**EXERCISE DIRECTIONS:** Return every entry exactly.

>> begin SOURCE MATERIAL

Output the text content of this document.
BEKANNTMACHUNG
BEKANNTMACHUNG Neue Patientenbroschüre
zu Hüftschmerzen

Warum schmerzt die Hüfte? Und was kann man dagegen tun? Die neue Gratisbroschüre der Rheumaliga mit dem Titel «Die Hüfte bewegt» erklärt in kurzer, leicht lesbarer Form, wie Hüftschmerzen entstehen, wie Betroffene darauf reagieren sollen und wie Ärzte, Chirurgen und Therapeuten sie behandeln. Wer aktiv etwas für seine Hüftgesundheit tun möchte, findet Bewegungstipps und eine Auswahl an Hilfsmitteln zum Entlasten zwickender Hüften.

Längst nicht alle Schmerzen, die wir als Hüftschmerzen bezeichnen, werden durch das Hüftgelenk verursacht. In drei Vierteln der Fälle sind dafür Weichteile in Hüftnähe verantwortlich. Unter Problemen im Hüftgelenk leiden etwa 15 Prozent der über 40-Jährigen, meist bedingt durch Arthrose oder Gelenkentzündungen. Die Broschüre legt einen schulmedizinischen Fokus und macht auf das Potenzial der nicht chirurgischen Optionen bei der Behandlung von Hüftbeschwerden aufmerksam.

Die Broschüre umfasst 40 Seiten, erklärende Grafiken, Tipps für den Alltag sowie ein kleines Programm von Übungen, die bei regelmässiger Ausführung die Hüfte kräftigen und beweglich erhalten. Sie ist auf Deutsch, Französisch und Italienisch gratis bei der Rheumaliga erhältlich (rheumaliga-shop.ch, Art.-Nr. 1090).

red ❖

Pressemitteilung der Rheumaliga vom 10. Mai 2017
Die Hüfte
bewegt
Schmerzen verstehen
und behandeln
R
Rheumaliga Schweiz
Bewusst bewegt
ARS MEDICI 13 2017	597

>> end SOURCE MATERIAL

**TASK RESULT:**
Output the text content of this document.
BEKANNTMACHUNG
BEKANNTMACHUNG Neue Patientenbroschüre
zu Hüftschmerzen

Warum schmerzt die Hüfte? Und was kann man dagegen tun? Die neue Gratisbroschüre der Rheumaliga mit dem Titel «Die Hüfte bewegt» erklärt in kurzer, leicht lesbarer Form, wie Hüftschmerzen entstehen, wie Betroffene darauf reagieren sollen und wie Ärzte, Chirurgen und Therapeuten sie behandeln. Wer aktiv etwas für seine Hüftgesundheit tun möchte, findet Bewegungstipps und eine Auswahl an Hilfsmitteln zum Entlasten zwickender Hüften.

Längst nicht alle Schmerzen, die wir als Hüftschmerzen bezeichnen, werden durch das Hüftgelenk verursacht. In drei Vierteln der Fälle sind dafür Weichteile in Hüftnähe verantwortlich. Unter Problemen im Hüftgelenk leiden etwa 15 Prozent der über 40-Jährigen, meist bedingt durch Arthrose oder Gelenkentzündungen. Die Broschüre legt einen schulmedizinischen Fokus und macht auf das Potenzial der nicht chirurgischen Optionen bei der Behandlung von Hüftbeschwerden aufmerksam.

Die Broschüre umfasst 40 Seiten, erklärende Grafiken, Tipps für den Alltag sowie ein kleines Programm von Übungen, die bei regelmässiger Ausführung die Hüfte kräftigen und beweglich erhalten. Sie ist auf Deutsch, Französisch und Italienisch gratis bei der Rheumaliga erhältlich (rheumaliga-shop.ch, Art.-Nr. 1090).

red ❖

Pressemitteilung der Rheumaliga vom 10. Mai 2017
Die Hüfte
bewegt
Schmerzen verstehen
und behandeln
R
Rheumaliga Schweiz
Bewusst bewegt
ARS MEDICI 13 2017	597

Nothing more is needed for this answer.